(Data section)

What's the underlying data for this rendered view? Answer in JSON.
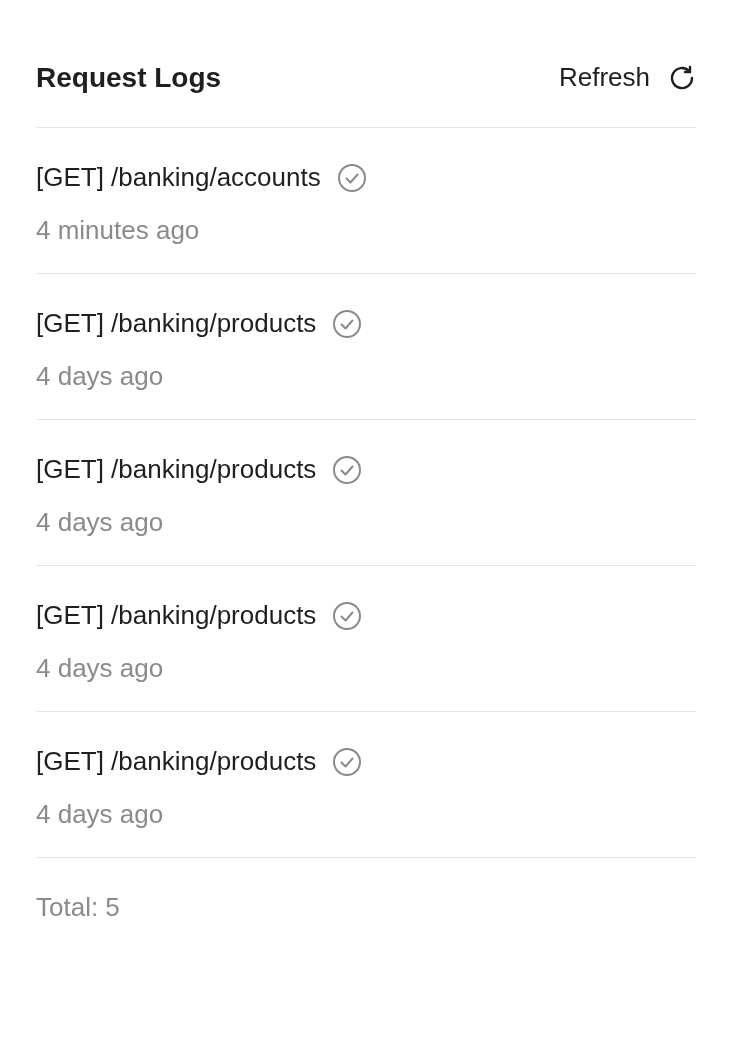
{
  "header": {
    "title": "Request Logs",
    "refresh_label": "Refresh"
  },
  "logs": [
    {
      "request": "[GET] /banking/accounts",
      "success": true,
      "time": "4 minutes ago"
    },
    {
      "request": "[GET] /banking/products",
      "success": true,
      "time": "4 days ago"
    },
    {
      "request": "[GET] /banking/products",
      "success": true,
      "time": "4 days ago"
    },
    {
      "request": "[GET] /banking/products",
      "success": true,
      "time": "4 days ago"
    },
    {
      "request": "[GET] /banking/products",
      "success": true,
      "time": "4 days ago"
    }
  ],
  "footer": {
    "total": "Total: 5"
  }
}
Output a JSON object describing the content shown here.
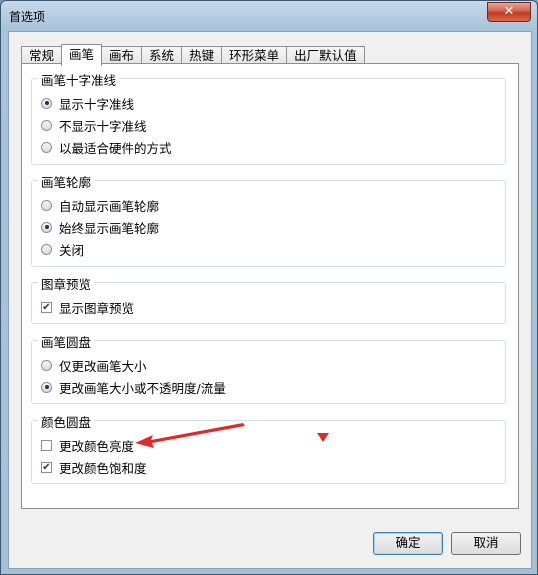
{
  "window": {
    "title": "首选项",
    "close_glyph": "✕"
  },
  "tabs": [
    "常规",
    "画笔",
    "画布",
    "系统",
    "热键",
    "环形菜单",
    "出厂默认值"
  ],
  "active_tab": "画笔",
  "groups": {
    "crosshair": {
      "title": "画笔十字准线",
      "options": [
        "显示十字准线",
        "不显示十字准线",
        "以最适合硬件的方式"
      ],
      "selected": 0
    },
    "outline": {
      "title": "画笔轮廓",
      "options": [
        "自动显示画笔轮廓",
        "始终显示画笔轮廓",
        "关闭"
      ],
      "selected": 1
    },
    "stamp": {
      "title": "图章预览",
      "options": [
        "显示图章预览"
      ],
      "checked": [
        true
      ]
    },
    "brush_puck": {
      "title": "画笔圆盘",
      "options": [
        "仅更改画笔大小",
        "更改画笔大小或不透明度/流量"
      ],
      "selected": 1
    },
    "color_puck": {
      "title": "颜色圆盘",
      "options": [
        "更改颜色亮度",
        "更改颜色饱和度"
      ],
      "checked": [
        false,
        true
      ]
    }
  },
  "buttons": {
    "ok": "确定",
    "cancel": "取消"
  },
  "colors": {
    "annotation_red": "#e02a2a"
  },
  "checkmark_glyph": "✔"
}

(Exercise directions) Every line above should be returned word for word, with the pictures left behind.

(Result of the task)
What's the underlying data for this rendered view? Answer in JSON.
{
  "header": {
    "title": "Request Logs",
    "refresh_label": "Refresh"
  },
  "logs": [
    {
      "request": "[GET] /banking/accounts",
      "success": true,
      "time": "4 minutes ago"
    },
    {
      "request": "[GET] /banking/products",
      "success": true,
      "time": "4 days ago"
    },
    {
      "request": "[GET] /banking/products",
      "success": true,
      "time": "4 days ago"
    },
    {
      "request": "[GET] /banking/products",
      "success": true,
      "time": "4 days ago"
    },
    {
      "request": "[GET] /banking/products",
      "success": true,
      "time": "4 days ago"
    }
  ],
  "footer": {
    "total": "Total: 5"
  }
}
Output a JSON object describing the content shown here.
{
  "window": {
    "title": "首选项",
    "close_glyph": "✕"
  },
  "tabs": [
    "常规",
    "画笔",
    "画布",
    "系统",
    "热键",
    "环形菜单",
    "出厂默认值"
  ],
  "active_tab": "画笔",
  "groups": {
    "crosshair": {
      "title": "画笔十字准线",
      "options": [
        "显示十字准线",
        "不显示十字准线",
        "以最适合硬件的方式"
      ],
      "selected": 0
    },
    "outline": {
      "title": "画笔轮廓",
      "options": [
        "自动显示画笔轮廓",
        "始终显示画笔轮廓",
        "关闭"
      ],
      "selected": 1
    },
    "stamp": {
      "title": "图章预览",
      "options": [
        "显示图章预览"
      ],
      "checked": [
        true
      ]
    },
    "brush_puck": {
      "title": "画笔圆盘",
      "options": [
        "仅更改画笔大小",
        "更改画笔大小或不透明度/流量"
      ],
      "selected": 1
    },
    "color_puck": {
      "title": "颜色圆盘",
      "options": [
        "更改颜色亮度",
        "更改颜色饱和度"
      ],
      "checked": [
        false,
        true
      ]
    }
  },
  "buttons": {
    "ok": "确定",
    "cancel": "取消"
  },
  "colors": {
    "annotation_red": "#e02a2a"
  },
  "checkmark_glyph": "✔"
}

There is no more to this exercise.